Challenge ▸
All records below must be retyped exactly.

Provided data ▸
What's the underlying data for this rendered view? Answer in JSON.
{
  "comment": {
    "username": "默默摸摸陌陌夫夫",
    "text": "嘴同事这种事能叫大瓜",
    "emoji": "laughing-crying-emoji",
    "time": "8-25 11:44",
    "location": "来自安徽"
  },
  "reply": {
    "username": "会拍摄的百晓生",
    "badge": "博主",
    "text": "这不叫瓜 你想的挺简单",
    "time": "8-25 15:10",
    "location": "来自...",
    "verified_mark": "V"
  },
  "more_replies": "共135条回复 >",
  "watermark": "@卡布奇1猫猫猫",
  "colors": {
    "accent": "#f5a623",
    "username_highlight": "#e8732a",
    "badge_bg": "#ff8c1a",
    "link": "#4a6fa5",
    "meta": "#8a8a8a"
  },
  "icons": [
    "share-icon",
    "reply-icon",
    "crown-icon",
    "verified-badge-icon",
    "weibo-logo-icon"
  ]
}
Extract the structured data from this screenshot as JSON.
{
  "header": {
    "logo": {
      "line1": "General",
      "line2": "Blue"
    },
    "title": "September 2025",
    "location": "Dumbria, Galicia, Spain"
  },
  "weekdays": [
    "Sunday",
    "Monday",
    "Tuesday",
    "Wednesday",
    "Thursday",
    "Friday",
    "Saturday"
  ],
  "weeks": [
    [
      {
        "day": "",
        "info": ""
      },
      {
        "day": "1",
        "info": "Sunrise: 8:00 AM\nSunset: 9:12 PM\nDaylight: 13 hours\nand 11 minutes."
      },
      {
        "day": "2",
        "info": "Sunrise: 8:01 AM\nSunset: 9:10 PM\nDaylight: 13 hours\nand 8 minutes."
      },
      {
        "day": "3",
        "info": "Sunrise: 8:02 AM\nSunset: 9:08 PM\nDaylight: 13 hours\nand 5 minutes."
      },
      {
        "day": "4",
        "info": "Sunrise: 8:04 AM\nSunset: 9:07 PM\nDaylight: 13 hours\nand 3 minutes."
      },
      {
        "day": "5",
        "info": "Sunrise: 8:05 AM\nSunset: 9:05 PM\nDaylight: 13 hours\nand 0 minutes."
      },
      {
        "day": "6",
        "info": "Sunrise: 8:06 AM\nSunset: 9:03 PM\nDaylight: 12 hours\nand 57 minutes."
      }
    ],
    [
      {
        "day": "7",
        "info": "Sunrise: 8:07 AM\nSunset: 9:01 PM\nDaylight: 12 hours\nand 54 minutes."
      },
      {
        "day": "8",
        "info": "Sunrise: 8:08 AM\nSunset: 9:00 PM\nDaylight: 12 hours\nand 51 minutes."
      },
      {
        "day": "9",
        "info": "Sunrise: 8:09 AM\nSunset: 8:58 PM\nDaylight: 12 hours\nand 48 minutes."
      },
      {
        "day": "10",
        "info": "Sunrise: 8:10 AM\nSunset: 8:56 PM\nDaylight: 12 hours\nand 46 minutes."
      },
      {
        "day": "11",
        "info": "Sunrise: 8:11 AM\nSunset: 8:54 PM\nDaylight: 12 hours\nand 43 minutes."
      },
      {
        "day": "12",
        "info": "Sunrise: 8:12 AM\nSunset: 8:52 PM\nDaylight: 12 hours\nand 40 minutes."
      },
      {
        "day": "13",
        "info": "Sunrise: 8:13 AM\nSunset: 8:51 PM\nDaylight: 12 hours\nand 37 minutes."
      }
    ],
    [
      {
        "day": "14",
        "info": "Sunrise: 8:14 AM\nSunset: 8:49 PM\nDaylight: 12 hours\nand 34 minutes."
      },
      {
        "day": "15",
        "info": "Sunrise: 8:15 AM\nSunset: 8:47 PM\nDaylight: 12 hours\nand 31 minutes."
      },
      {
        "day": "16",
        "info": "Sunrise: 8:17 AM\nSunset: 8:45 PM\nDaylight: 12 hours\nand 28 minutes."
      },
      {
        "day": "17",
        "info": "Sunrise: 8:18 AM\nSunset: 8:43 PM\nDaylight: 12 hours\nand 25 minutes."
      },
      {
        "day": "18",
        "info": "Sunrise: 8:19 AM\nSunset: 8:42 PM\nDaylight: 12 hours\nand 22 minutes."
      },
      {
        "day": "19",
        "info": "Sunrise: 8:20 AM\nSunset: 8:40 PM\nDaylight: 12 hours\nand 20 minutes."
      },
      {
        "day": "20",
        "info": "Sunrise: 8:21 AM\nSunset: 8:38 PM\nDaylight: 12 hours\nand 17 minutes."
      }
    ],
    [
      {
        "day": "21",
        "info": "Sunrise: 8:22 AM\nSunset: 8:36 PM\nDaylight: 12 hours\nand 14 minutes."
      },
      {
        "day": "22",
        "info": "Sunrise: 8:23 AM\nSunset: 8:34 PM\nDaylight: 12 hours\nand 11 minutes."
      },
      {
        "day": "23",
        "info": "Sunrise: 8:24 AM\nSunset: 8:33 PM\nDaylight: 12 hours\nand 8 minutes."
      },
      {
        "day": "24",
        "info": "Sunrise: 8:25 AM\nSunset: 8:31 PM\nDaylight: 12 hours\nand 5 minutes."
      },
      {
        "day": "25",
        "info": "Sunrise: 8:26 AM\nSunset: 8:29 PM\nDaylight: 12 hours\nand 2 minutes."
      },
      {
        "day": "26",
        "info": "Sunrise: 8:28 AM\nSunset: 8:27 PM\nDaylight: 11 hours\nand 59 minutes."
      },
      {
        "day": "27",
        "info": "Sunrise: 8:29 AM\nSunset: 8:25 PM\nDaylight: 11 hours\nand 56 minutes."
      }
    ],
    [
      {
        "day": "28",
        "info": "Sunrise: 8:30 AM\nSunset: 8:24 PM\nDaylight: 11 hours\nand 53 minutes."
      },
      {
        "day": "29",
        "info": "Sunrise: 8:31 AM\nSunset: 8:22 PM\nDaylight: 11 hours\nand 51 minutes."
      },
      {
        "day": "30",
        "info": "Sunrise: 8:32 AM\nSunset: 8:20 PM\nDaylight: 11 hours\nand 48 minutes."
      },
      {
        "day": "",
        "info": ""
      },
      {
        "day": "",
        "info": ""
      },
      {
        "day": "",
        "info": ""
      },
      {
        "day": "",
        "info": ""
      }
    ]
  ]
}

Output below ▸
What's the underlying data for this rendered view? Answer in JSON.
{
  "comment": {
    "username": "默默摸摸陌陌夫夫",
    "text": "嘴同事这种事能叫大瓜",
    "emoji": "laughing-crying-emoji",
    "time": "8-25 11:44",
    "location": "来自安徽"
  },
  "reply": {
    "username": "会拍摄的百晓生",
    "badge": "博主",
    "text": "这不叫瓜 你想的挺简单",
    "time": "8-25 15:10",
    "location": "来自...",
    "verified_mark": "V"
  },
  "more_replies": "共135条回复 >",
  "watermark": "@卡布奇1猫猫猫",
  "colors": {
    "accent": "#f5a623",
    "username_highlight": "#e8732a",
    "badge_bg": "#ff8c1a",
    "link": "#4a6fa5",
    "meta": "#8a8a8a"
  },
  "icons": [
    "share-icon",
    "reply-icon",
    "crown-icon",
    "verified-badge-icon",
    "weibo-logo-icon"
  ]
}
Extract the structured data from this screenshot as JSON.
{
  "header": {
    "logo": {
      "line1": "General",
      "line2": "Blue"
    },
    "title": "September 2025",
    "location": "Dumbria, Galicia, Spain"
  },
  "weekdays": [
    "Sunday",
    "Monday",
    "Tuesday",
    "Wednesday",
    "Thursday",
    "Friday",
    "Saturday"
  ],
  "weeks": [
    [
      {
        "day": "",
        "info": ""
      },
      {
        "day": "1",
        "info": "Sunrise: 8:00 AM\nSunset: 9:12 PM\nDaylight: 13 hours\nand 11 minutes."
      },
      {
        "day": "2",
        "info": "Sunrise: 8:01 AM\nSunset: 9:10 PM\nDaylight: 13 hours\nand 8 minutes."
      },
      {
        "day": "3",
        "info": "Sunrise: 8:02 AM\nSunset: 9:08 PM\nDaylight: 13 hours\nand 5 minutes."
      },
      {
        "day": "4",
        "info": "Sunrise: 8:04 AM\nSunset: 9:07 PM\nDaylight: 13 hours\nand 3 minutes."
      },
      {
        "day": "5",
        "info": "Sunrise: 8:05 AM\nSunset: 9:05 PM\nDaylight: 13 hours\nand 0 minutes."
      },
      {
        "day": "6",
        "info": "Sunrise: 8:06 AM\nSunset: 9:03 PM\nDaylight: 12 hours\nand 57 minutes."
      }
    ],
    [
      {
        "day": "7",
        "info": "Sunrise: 8:07 AM\nSunset: 9:01 PM\nDaylight: 12 hours\nand 54 minutes."
      },
      {
        "day": "8",
        "info": "Sunrise: 8:08 AM\nSunset: 9:00 PM\nDaylight: 12 hours\nand 51 minutes."
      },
      {
        "day": "9",
        "info": "Sunrise: 8:09 AM\nSunset: 8:58 PM\nDaylight: 12 hours\nand 48 minutes."
      },
      {
        "day": "10",
        "info": "Sunrise: 8:10 AM\nSunset: 8:56 PM\nDaylight: 12 hours\nand 46 minutes."
      },
      {
        "day": "11",
        "info": "Sunrise: 8:11 AM\nSunset: 8:54 PM\nDaylight: 12 hours\nand 43 minutes."
      },
      {
        "day": "12",
        "info": "Sunrise: 8:12 AM\nSunset: 8:52 PM\nDaylight: 12 hours\nand 40 minutes."
      },
      {
        "day": "13",
        "info": "Sunrise: 8:13 AM\nSunset: 8:51 PM\nDaylight: 12 hours\nand 37 minutes."
      }
    ],
    [
      {
        "day": "14",
        "info": "Sunrise: 8:14 AM\nSunset: 8:49 PM\nDaylight: 12 hours\nand 34 minutes."
      },
      {
        "day": "15",
        "info": "Sunrise: 8:15 AM\nSunset: 8:47 PM\nDaylight: 12 hours\nand 31 minutes."
      },
      {
        "day": "16",
        "info": "Sunrise: 8:17 AM\nSunset: 8:45 PM\nDaylight: 12 hours\nand 28 minutes."
      },
      {
        "day": "17",
        "info": "Sunrise: 8:18 AM\nSunset: 8:43 PM\nDaylight: 12 hours\nand 25 minutes."
      },
      {
        "day": "18",
        "info": "Sunrise: 8:19 AM\nSunset: 8:42 PM\nDaylight: 12 hours\nand 22 minutes."
      },
      {
        "day": "19",
        "info": "Sunrise: 8:20 AM\nSunset: 8:40 PM\nDaylight: 12 hours\nand 20 minutes."
      },
      {
        "day": "20",
        "info": "Sunrise: 8:21 AM\nSunset: 8:38 PM\nDaylight: 12 hours\nand 17 minutes."
      }
    ],
    [
      {
        "day": "21",
        "info": "Sunrise: 8:22 AM\nSunset: 8:36 PM\nDaylight: 12 hours\nand 14 minutes."
      },
      {
        "day": "22",
        "info": "Sunrise: 8:23 AM\nSunset: 8:34 PM\nDaylight: 12 hours\nand 11 minutes."
      },
      {
        "day": "23",
        "info": "Sunrise: 8:24 AM\nSunset: 8:33 PM\nDaylight: 12 hours\nand 8 minutes."
      },
      {
        "day": "24",
        "info": "Sunrise: 8:25 AM\nSunset: 8:31 PM\nDaylight: 12 hours\nand 5 minutes."
      },
      {
        "day": "25",
        "info": "Sunrise: 8:26 AM\nSunset: 8:29 PM\nDaylight: 12 hours\nand 2 minutes."
      },
      {
        "day": "26",
        "info": "Sunrise: 8:28 AM\nSunset: 8:27 PM\nDaylight: 11 hours\nand 59 minutes."
      },
      {
        "day": "27",
        "info": "Sunrise: 8:29 AM\nSunset: 8:25 PM\nDaylight: 11 hours\nand 56 minutes."
      }
    ],
    [
      {
        "day": "28",
        "info": "Sunrise: 8:30 AM\nSunset: 8:24 PM\nDaylight: 11 hours\nand 53 minutes."
      },
      {
        "day": "29",
        "info": "Sunrise: 8:31 AM\nSunset: 8:22 PM\nDaylight: 11 hours\nand 51 minutes."
      },
      {
        "day": "30",
        "info": "Sunrise: 8:32 AM\nSunset: 8:20 PM\nDaylight: 11 hours\nand 48 minutes."
      },
      {
        "day": "",
        "info": ""
      },
      {
        "day": "",
        "info": ""
      },
      {
        "day": "",
        "info": ""
      },
      {
        "day": "",
        "info": ""
      }
    ]
  ]
}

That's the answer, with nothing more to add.